▶ [Aim]
In the listing below, locate the lines that hold the string "value". Copy those lines.

>> begin Information shown

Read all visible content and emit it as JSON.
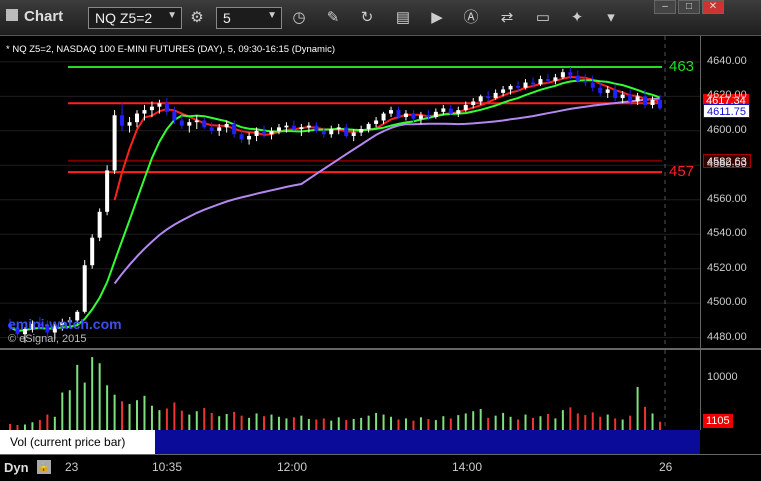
{
  "toolbar": {
    "app_title": "Chart",
    "symbol": "NQ Z5=2",
    "interval": "5",
    "window_controls": [
      "–",
      "□",
      "✕"
    ]
  },
  "chart_header": "* NQ Z5=2, NASDAQ 100 E-MINI FUTURES (DAY), 5, 09:30-16:15 (Dynamic)",
  "watermark": "emini-watch.com",
  "copyright": "© eSignal, 2015",
  "price_axis": {
    "ticks": [
      "4640.00",
      "4620.00",
      "4600.00",
      "4580.00",
      "4560.00",
      "4540.00",
      "4520.00",
      "4500.00",
      "4480.00"
    ]
  },
  "price_tags": {
    "red_top": "4617.34",
    "blue_last": "4611.75",
    "dark_mid": "4582.63",
    "green_line_label": "463",
    "red_line_label": "457"
  },
  "volume": {
    "axis_tick": "10000",
    "last_tag": "1105",
    "label": "Vol (current price bar)",
    "close": "×"
  },
  "time_axis": {
    "dyn": "Dyn",
    "labels": [
      "23",
      "10:35",
      "12:00",
      "14:00",
      "26"
    ]
  },
  "colors": {
    "up": "#ffffff",
    "down": "#2222ff",
    "green_ma": "#33ff33",
    "red_ma": "#ff2020",
    "purple_ma": "#b488f0",
    "support": "#ff2020",
    "resistance": "#22dd22",
    "vol_up": "#7ee07e",
    "vol_down": "#ee3333"
  },
  "chart_data": {
    "type": "candlestick",
    "ylim": [
      4474,
      4655
    ],
    "vol_ylim": [
      0,
      14500
    ],
    "horizontal_lines": [
      {
        "name": "green",
        "value": 4637
      },
      {
        "name": "red",
        "value": 4616
      },
      {
        "name": "darkred",
        "value": 4582.6
      },
      {
        "name": "red2",
        "value": 4576
      }
    ],
    "candles": [
      [
        4488,
        4491,
        4484,
        4486
      ],
      [
        4486,
        4489,
        4480,
        4482
      ],
      [
        4482,
        4486,
        4477,
        4485
      ],
      [
        4485,
        4490,
        4483,
        4488
      ],
      [
        4488,
        4492,
        4485,
        4487
      ],
      [
        4487,
        4490,
        4480,
        4483
      ],
      [
        4483,
        4488,
        4479,
        4487
      ],
      [
        4487,
        4491,
        4484,
        4489
      ],
      [
        4489,
        4492,
        4486,
        4490
      ],
      [
        4490,
        4496,
        4488,
        4495
      ],
      [
        4495,
        4525,
        4494,
        4522
      ],
      [
        4522,
        4540,
        4520,
        4538
      ],
      [
        4538,
        4555,
        4536,
        4553
      ],
      [
        4553,
        4580,
        4551,
        4577
      ],
      [
        4577,
        4612,
        4575,
        4609
      ],
      [
        4609,
        4616,
        4600,
        4603
      ],
      [
        4603,
        4608,
        4599,
        4605
      ],
      [
        4605,
        4612,
        4602,
        4610
      ],
      [
        4610,
        4615,
        4606,
        4612
      ],
      [
        4612,
        4617,
        4608,
        4614
      ],
      [
        4614,
        4618,
        4610,
        4616
      ],
      [
        4616,
        4619,
        4609,
        4611
      ],
      [
        4611,
        4614,
        4604,
        4606
      ],
      [
        4606,
        4609,
        4601,
        4603
      ],
      [
        4603,
        4607,
        4599,
        4605
      ],
      [
        4605,
        4609,
        4601,
        4606
      ],
      [
        4606,
        4608,
        4601,
        4602
      ],
      [
        4602,
        4605,
        4598,
        4600
      ],
      [
        4600,
        4604,
        4597,
        4602
      ],
      [
        4602,
        4606,
        4599,
        4604
      ],
      [
        4604,
        4606,
        4596,
        4598
      ],
      [
        4598,
        4601,
        4593,
        4595
      ],
      [
        4595,
        4599,
        4592,
        4597
      ],
      [
        4597,
        4602,
        4594,
        4600
      ],
      [
        4600,
        4603,
        4596,
        4598
      ],
      [
        4598,
        4602,
        4595,
        4600
      ],
      [
        4600,
        4604,
        4598,
        4602
      ],
      [
        4602,
        4605,
        4599,
        4603
      ],
      [
        4603,
        4606,
        4600,
        4601
      ],
      [
        4601,
        4604,
        4597,
        4602
      ],
      [
        4602,
        4605,
        4599,
        4603
      ],
      [
        4603,
        4605,
        4599,
        4600
      ],
      [
        4600,
        4602,
        4596,
        4598
      ],
      [
        4598,
        4603,
        4596,
        4601
      ],
      [
        4601,
        4604,
        4598,
        4602
      ],
      [
        4602,
        4604,
        4596,
        4597
      ],
      [
        4597,
        4601,
        4594,
        4599
      ],
      [
        4599,
        4603,
        4597,
        4601
      ],
      [
        4601,
        4605,
        4599,
        4604
      ],
      [
        4604,
        4608,
        4602,
        4606
      ],
      [
        4606,
        4611,
        4604,
        4610
      ],
      [
        4610,
        4614,
        4608,
        4612
      ],
      [
        4612,
        4614,
        4607,
        4608
      ],
      [
        4608,
        4612,
        4606,
        4610
      ],
      [
        4610,
        4612,
        4605,
        4607
      ],
      [
        4607,
        4611,
        4604,
        4609
      ],
      [
        4609,
        4612,
        4606,
        4608
      ],
      [
        4608,
        4613,
        4607,
        4611
      ],
      [
        4611,
        4615,
        4609,
        4613
      ],
      [
        4613,
        4615,
        4609,
        4610
      ],
      [
        4610,
        4614,
        4608,
        4612
      ],
      [
        4612,
        4617,
        4611,
        4615
      ],
      [
        4615,
        4619,
        4613,
        4617
      ],
      [
        4617,
        4621,
        4615,
        4620
      ],
      [
        4620,
        4623,
        4617,
        4619
      ],
      [
        4619,
        4624,
        4618,
        4622
      ],
      [
        4622,
        4626,
        4620,
        4624
      ],
      [
        4624,
        4627,
        4621,
        4626
      ],
      [
        4626,
        4629,
        4623,
        4625
      ],
      [
        4625,
        4630,
        4624,
        4628
      ],
      [
        4628,
        4631,
        4625,
        4627
      ],
      [
        4627,
        4632,
        4626,
        4630
      ],
      [
        4630,
        4633,
        4627,
        4629
      ],
      [
        4629,
        4633,
        4627,
        4631
      ],
      [
        4631,
        4636,
        4630,
        4634
      ],
      [
        4634,
        4637,
        4630,
        4632
      ],
      [
        4632,
        4635,
        4628,
        4629
      ],
      [
        4629,
        4633,
        4626,
        4628
      ],
      [
        4628,
        4632,
        4623,
        4625
      ],
      [
        4625,
        4628,
        4620,
        4622
      ],
      [
        4622,
        4626,
        4619,
        4624
      ],
      [
        4624,
        4627,
        4617,
        4619
      ],
      [
        4619,
        4623,
        4616,
        4621
      ],
      [
        4621,
        4624,
        4615,
        4617
      ],
      [
        4617,
        4622,
        4615,
        4620
      ],
      [
        4620,
        4624,
        4613,
        4615
      ],
      [
        4615,
        4620,
        4613,
        4618
      ],
      [
        4618,
        4621,
        4612,
        4613
      ]
    ],
    "volume": [
      1100,
      900,
      1000,
      1400,
      1800,
      2800,
      2400,
      6800,
      7200,
      11800,
      8600,
      13200,
      12100,
      8100,
      6400,
      5200,
      4700,
      5400,
      6200,
      4400,
      3600,
      3900,
      5000,
      3500,
      2800,
      3400,
      4000,
      3100,
      2500,
      2900,
      3300,
      2600,
      2200,
      3000,
      2500,
      2800,
      2400,
      2100,
      2300,
      2600,
      2000,
      1900,
      2100,
      1700,
      2300,
      1800,
      2000,
      2200,
      2600,
      3100,
      2800,
      2400,
      1900,
      2100,
      1700,
      2300,
      2000,
      1800,
      2500,
      2100,
      2700,
      3000,
      3400,
      3800,
      2200,
      2600,
      3100,
      2400,
      1900,
      2800,
      2200,
      2500,
      2900,
      2100,
      3600,
      4100,
      3000,
      2700,
      3200,
      2400,
      2800,
      2100,
      1900,
      2600,
      7800,
      4200,
      3000,
      1500
    ]
  }
}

>> end Information shown

▶ [Response to this exercise]
        "value": 4637
        "value": 4616
        "value": 4582.6
        "value": 4576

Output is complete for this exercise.